## Stated problem
Please copy the material below, changing each "interactable" to "clickable" and keeping everything else the same.

Page element annotations:
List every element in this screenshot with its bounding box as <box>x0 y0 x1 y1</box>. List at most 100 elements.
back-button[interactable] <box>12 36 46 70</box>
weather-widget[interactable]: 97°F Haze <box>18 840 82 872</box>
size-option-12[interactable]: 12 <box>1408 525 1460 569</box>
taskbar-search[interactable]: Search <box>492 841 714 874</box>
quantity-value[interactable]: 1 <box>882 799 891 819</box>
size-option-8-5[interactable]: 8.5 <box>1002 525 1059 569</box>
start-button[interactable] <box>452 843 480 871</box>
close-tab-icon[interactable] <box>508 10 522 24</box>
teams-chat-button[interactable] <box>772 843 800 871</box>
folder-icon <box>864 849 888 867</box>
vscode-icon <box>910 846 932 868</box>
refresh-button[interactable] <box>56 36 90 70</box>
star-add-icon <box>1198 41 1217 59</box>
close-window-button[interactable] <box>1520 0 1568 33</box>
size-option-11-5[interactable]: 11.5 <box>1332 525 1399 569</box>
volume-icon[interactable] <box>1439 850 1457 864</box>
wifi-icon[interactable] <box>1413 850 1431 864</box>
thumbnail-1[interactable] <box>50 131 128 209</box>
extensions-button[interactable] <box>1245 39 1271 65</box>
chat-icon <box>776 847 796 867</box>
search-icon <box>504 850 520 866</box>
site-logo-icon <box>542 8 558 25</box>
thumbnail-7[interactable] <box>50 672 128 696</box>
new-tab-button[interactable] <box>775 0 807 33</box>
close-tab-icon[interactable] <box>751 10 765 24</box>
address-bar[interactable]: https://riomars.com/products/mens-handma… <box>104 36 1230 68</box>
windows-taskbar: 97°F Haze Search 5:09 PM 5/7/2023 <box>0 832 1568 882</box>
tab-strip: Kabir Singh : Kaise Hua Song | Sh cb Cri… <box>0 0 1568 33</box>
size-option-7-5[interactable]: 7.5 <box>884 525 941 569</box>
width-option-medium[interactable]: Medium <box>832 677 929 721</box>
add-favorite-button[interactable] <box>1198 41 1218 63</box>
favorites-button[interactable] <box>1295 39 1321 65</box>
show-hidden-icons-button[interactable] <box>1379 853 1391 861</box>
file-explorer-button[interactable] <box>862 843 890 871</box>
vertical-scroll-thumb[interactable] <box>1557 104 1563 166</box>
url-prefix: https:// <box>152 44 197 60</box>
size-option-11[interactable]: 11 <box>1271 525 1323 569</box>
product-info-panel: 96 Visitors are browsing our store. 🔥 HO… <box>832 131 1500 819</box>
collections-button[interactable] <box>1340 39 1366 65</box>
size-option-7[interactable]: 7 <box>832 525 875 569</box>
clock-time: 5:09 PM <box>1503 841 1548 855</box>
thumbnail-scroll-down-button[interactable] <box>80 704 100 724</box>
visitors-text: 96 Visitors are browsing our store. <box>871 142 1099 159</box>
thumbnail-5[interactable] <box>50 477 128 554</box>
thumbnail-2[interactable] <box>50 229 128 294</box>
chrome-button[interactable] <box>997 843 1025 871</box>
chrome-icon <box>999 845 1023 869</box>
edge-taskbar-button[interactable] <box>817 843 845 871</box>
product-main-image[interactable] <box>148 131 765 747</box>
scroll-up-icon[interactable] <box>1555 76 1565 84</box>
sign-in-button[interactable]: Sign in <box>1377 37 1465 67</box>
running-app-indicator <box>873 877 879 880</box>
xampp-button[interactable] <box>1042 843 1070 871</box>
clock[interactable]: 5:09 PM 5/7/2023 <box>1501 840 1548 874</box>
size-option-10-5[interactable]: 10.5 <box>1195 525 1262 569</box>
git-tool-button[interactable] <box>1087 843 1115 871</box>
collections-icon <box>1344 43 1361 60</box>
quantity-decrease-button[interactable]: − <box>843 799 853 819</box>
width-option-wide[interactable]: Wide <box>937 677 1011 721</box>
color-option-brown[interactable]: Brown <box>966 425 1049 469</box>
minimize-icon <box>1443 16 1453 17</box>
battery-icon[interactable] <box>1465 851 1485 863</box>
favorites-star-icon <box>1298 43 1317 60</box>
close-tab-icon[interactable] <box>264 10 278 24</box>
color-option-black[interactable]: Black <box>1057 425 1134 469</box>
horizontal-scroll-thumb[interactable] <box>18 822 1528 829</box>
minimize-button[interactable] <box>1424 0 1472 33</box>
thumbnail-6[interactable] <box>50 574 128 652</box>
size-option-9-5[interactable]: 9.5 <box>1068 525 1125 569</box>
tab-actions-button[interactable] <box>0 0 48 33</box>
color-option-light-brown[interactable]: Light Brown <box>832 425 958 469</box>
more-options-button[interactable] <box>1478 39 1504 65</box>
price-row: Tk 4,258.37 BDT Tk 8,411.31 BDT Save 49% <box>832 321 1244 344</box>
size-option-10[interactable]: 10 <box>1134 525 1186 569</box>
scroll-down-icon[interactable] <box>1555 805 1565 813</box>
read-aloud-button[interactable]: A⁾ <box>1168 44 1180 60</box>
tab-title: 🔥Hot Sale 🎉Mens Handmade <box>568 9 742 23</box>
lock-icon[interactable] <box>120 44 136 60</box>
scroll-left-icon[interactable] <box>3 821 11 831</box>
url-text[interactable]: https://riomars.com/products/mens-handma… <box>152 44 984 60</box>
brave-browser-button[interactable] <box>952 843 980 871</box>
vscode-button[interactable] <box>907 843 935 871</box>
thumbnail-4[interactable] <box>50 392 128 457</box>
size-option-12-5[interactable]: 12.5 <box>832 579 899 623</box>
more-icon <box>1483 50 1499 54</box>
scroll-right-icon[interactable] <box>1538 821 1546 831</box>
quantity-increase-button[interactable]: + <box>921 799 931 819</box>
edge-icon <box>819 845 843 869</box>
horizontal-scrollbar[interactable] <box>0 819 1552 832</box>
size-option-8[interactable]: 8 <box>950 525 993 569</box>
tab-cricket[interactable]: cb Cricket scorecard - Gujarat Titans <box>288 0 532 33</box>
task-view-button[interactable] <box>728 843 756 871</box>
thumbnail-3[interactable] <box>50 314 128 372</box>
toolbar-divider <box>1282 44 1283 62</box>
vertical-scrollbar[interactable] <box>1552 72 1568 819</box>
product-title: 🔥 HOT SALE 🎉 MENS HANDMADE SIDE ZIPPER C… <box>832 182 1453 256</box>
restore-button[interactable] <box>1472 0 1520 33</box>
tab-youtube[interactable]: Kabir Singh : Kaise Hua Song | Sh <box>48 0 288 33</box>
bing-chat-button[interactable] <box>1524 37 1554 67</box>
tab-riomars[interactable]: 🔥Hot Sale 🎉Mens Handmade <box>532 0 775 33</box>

## Solution for this problem
List every element in this screenshot with its bounding box as <box>x0 y0 x1 y1</box>. List at most 100 elements.
back-button[clickable] <box>12 36 46 70</box>
weather-widget[clickable]: 97°F Haze <box>18 840 82 872</box>
size-option-12[clickable]: 12 <box>1408 525 1460 569</box>
taskbar-search[clickable]: Search <box>492 841 714 874</box>
quantity-value[clickable]: 1 <box>882 799 891 819</box>
size-option-8-5[clickable]: 8.5 <box>1002 525 1059 569</box>
start-button[clickable] <box>452 843 480 871</box>
close-tab-icon[clickable] <box>508 10 522 24</box>
teams-chat-button[clickable] <box>772 843 800 871</box>
folder-icon <box>864 849 888 867</box>
vscode-icon <box>910 846 932 868</box>
refresh-button[clickable] <box>56 36 90 70</box>
star-add-icon <box>1198 41 1217 59</box>
close-window-button[clickable] <box>1520 0 1568 33</box>
size-option-11-5[clickable]: 11.5 <box>1332 525 1399 569</box>
volume-icon[clickable] <box>1439 850 1457 864</box>
wifi-icon[clickable] <box>1413 850 1431 864</box>
thumbnail-1[clickable] <box>50 131 128 209</box>
extensions-button[clickable] <box>1245 39 1271 65</box>
chat-icon <box>776 847 796 867</box>
search-icon <box>504 850 520 866</box>
site-logo-icon <box>542 8 558 25</box>
thumbnail-7[clickable] <box>50 672 128 696</box>
new-tab-button[clickable] <box>775 0 807 33</box>
close-tab-icon[clickable] <box>751 10 765 24</box>
address-bar[clickable]: https://riomars.com/products/mens-handma… <box>104 36 1230 68</box>
windows-taskbar: 97°F Haze Search 5:09 PM 5/7/2023 <box>0 832 1568 882</box>
tab-strip: Kabir Singh : Kaise Hua Song | Sh cb Cri… <box>0 0 1568 33</box>
size-option-7-5[clickable]: 7.5 <box>884 525 941 569</box>
width-option-medium[clickable]: Medium <box>832 677 929 721</box>
add-favorite-button[clickable] <box>1198 41 1218 63</box>
favorites-button[clickable] <box>1295 39 1321 65</box>
show-hidden-icons-button[clickable] <box>1379 853 1391 861</box>
file-explorer-button[clickable] <box>862 843 890 871</box>
vertical-scroll-thumb[clickable] <box>1557 104 1563 166</box>
url-prefix: https:// <box>152 44 197 60</box>
size-option-11[clickable]: 11 <box>1271 525 1323 569</box>
product-info-panel: 96 Visitors are browsing our store. 🔥 HO… <box>832 131 1500 819</box>
collections-button[clickable] <box>1340 39 1366 65</box>
size-option-7[clickable]: 7 <box>832 525 875 569</box>
clock-time: 5:09 PM <box>1503 841 1548 855</box>
thumbnail-scroll-down-button[clickable] <box>80 704 100 724</box>
visitors-text: 96 Visitors are browsing our store. <box>871 142 1099 159</box>
thumbnail-5[clickable] <box>50 477 128 554</box>
thumbnail-2[clickable] <box>50 229 128 294</box>
chrome-button[clickable] <box>997 843 1025 871</box>
chrome-icon <box>999 845 1023 869</box>
edge-taskbar-button[clickable] <box>817 843 845 871</box>
product-main-image[clickable] <box>148 131 765 747</box>
scroll-up-icon[clickable] <box>1555 76 1565 84</box>
sign-in-button[clickable]: Sign in <box>1377 37 1465 67</box>
running-app-indicator <box>873 877 879 880</box>
xampp-button[clickable] <box>1042 843 1070 871</box>
clock[clickable]: 5:09 PM 5/7/2023 <box>1501 840 1548 874</box>
size-option-10-5[clickable]: 10.5 <box>1195 525 1262 569</box>
git-tool-button[clickable] <box>1087 843 1115 871</box>
collections-icon <box>1344 43 1361 60</box>
quantity-decrease-button[clickable]: − <box>843 799 853 819</box>
width-option-wide[clickable]: Wide <box>937 677 1011 721</box>
color-option-brown[clickable]: Brown <box>966 425 1049 469</box>
minimize-icon <box>1443 16 1453 17</box>
battery-icon[clickable] <box>1465 851 1485 863</box>
favorites-star-icon <box>1298 43 1317 60</box>
close-tab-icon[clickable] <box>264 10 278 24</box>
color-option-black[clickable]: Black <box>1057 425 1134 469</box>
horizontal-scroll-thumb[clickable] <box>18 822 1528 829</box>
minimize-button[clickable] <box>1424 0 1472 33</box>
thumbnail-6[clickable] <box>50 574 128 652</box>
size-option-9-5[clickable]: 9.5 <box>1068 525 1125 569</box>
tab-actions-button[clickable] <box>0 0 48 33</box>
color-option-light-brown[clickable]: Light Brown <box>832 425 958 469</box>
more-options-button[clickable] <box>1478 39 1504 65</box>
price-row: Tk 4,258.37 BDT Tk 8,411.31 BDT Save 49% <box>832 321 1244 344</box>
size-option-10[clickable]: 10 <box>1134 525 1186 569</box>
scroll-down-icon[clickable] <box>1555 805 1565 813</box>
read-aloud-button[clickable]: A⁾ <box>1168 44 1180 60</box>
tab-title: 🔥Hot Sale 🎉Mens Handmade <box>568 9 742 23</box>
lock-icon[clickable] <box>120 44 136 60</box>
scroll-left-icon[clickable] <box>3 821 11 831</box>
url-text[clickable]: https://riomars.com/products/mens-handma… <box>152 44 984 60</box>
brave-browser-button[clickable] <box>952 843 980 871</box>
vscode-button[clickable] <box>907 843 935 871</box>
thumbnail-4[clickable] <box>50 392 128 457</box>
size-option-12-5[clickable]: 12.5 <box>832 579 899 623</box>
more-icon <box>1483 50 1499 54</box>
scroll-right-icon[clickable] <box>1538 821 1546 831</box>
quantity-increase-button[clickable]: + <box>921 799 931 819</box>
edge-icon <box>819 845 843 869</box>
horizontal-scrollbar[clickable] <box>0 819 1552 832</box>
size-option-8[clickable]: 8 <box>950 525 993 569</box>
tab-cricket[clickable]: cb Cricket scorecard - Gujarat Titans <box>288 0 532 33</box>
task-view-button[clickable] <box>728 843 756 871</box>
thumbnail-3[clickable] <box>50 314 128 372</box>
toolbar-divider <box>1282 44 1283 62</box>
vertical-scrollbar[clickable] <box>1552 72 1568 819</box>
product-title: 🔥 HOT SALE 🎉 MENS HANDMADE SIDE ZIPPER C… <box>832 182 1453 256</box>
restore-button[clickable] <box>1472 0 1520 33</box>
tab-youtube[clickable]: Kabir Singh : Kaise Hua Song | Sh <box>48 0 288 33</box>
bing-chat-button[clickable] <box>1524 37 1554 67</box>
tab-riomars[clickable]: 🔥Hot Sale 🎉Mens Handmade <box>532 0 775 33</box>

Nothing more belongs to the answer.